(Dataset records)
---------------
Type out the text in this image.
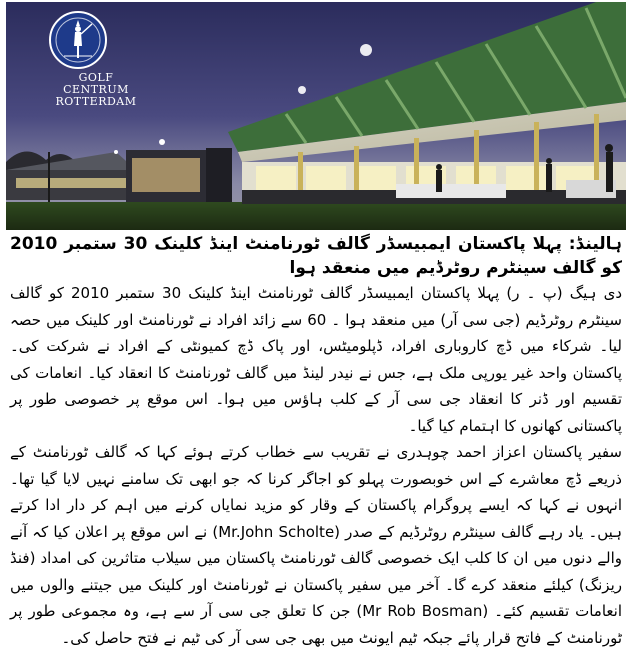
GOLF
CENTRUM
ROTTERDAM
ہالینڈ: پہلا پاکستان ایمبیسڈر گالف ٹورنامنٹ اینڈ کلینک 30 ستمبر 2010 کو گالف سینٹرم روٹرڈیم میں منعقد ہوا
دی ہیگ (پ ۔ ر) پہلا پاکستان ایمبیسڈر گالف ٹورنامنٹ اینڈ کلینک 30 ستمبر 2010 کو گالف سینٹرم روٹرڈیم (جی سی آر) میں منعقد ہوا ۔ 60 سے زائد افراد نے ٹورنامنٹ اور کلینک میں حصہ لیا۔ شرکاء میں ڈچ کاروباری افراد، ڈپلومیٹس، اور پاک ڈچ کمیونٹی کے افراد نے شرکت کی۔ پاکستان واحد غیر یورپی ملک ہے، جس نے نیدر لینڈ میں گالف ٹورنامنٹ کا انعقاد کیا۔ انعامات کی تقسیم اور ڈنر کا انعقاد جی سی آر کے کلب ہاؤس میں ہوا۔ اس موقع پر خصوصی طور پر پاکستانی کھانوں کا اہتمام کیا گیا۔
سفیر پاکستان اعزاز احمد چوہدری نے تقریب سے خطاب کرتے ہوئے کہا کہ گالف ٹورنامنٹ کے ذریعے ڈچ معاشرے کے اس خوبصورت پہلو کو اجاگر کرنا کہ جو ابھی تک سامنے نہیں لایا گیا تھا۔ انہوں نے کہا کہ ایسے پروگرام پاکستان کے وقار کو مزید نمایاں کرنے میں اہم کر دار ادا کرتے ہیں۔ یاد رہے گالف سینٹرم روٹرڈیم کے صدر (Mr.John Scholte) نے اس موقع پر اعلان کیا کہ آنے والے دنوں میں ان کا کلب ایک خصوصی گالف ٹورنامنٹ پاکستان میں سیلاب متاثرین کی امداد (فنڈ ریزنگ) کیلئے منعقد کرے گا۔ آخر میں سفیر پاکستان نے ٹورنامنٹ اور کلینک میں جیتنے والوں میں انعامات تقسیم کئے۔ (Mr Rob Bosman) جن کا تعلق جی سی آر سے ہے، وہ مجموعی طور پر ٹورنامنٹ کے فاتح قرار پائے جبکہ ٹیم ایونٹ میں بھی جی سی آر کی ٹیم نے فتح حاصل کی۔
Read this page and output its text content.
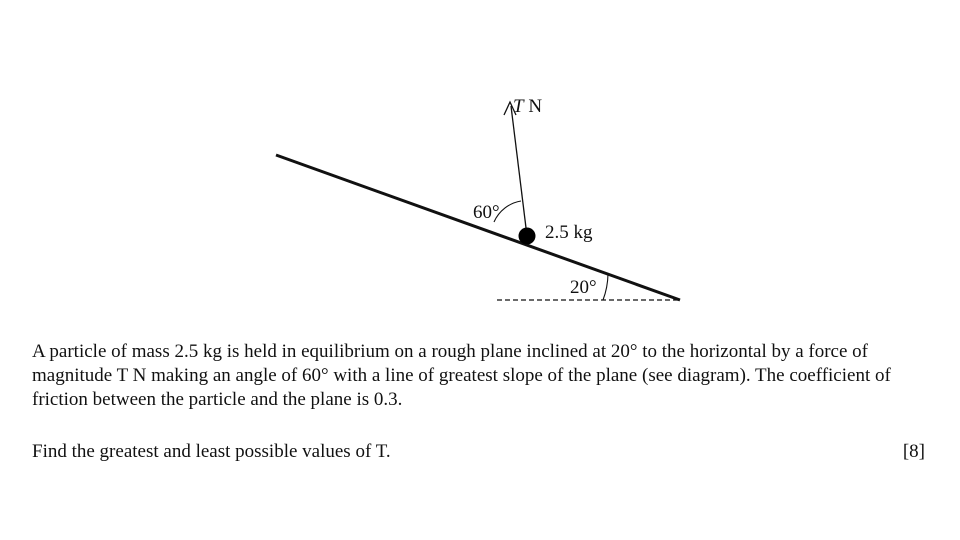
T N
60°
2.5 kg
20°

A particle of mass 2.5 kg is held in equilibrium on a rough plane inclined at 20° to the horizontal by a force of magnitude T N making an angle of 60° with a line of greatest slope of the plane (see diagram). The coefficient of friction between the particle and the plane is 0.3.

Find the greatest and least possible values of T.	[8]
---------------
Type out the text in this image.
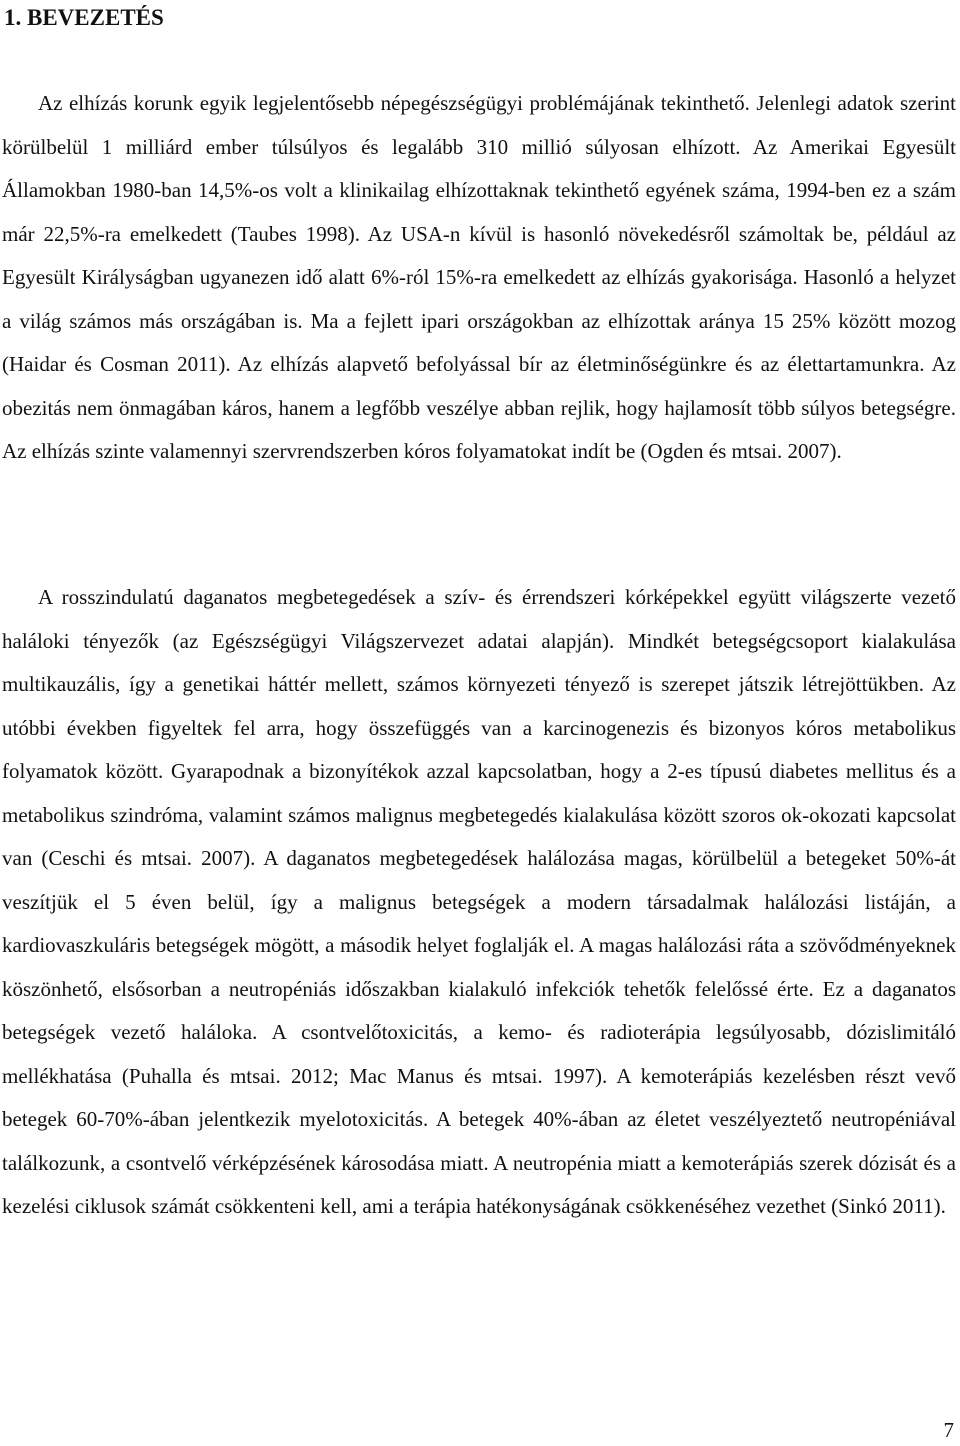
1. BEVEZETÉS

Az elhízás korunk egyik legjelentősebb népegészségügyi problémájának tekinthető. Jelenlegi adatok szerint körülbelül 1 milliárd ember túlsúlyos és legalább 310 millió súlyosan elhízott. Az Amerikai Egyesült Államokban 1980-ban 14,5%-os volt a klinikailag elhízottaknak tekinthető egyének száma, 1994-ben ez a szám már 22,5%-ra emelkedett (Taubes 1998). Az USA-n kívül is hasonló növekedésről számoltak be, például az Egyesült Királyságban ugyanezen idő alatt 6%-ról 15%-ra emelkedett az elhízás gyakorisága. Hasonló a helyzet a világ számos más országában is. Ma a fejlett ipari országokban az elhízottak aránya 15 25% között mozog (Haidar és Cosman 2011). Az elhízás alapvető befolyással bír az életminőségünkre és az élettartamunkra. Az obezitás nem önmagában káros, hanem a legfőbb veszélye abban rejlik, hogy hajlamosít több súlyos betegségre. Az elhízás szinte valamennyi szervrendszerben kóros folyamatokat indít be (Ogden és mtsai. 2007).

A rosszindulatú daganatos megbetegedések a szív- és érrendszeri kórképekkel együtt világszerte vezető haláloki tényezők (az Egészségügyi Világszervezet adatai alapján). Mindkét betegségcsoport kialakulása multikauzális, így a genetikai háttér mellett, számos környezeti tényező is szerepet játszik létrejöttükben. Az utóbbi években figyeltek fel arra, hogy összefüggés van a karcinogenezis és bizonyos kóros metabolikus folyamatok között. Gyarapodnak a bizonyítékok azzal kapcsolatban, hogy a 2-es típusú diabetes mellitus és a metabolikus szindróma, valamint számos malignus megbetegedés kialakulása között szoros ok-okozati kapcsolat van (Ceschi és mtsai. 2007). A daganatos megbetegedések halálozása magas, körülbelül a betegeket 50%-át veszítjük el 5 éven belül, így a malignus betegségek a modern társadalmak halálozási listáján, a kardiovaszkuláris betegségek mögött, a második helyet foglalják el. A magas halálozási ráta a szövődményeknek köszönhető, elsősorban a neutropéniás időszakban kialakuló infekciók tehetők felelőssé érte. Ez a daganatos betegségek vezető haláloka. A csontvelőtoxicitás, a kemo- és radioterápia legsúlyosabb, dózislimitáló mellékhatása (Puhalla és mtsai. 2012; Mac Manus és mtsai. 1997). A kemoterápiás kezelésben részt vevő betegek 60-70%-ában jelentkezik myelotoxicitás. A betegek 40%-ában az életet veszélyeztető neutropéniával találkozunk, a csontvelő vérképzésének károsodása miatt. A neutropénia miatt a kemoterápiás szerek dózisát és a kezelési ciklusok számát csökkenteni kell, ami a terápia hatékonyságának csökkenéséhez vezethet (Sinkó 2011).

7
---------------
> What you have to do
Filter for "greatest". Return all lines that hold it.

> Answer to this task
A particle of mass 2.5 kg is held in equilibrium on a rough plane inclined at 20° to the horizontal by a force of magnitude T N making an angle of 60° with a line of greatest slope of the plane (see diagram). The coefficient of friction between the particle and the plane is 0.3.
Find the greatest and least possible values of T.	[8]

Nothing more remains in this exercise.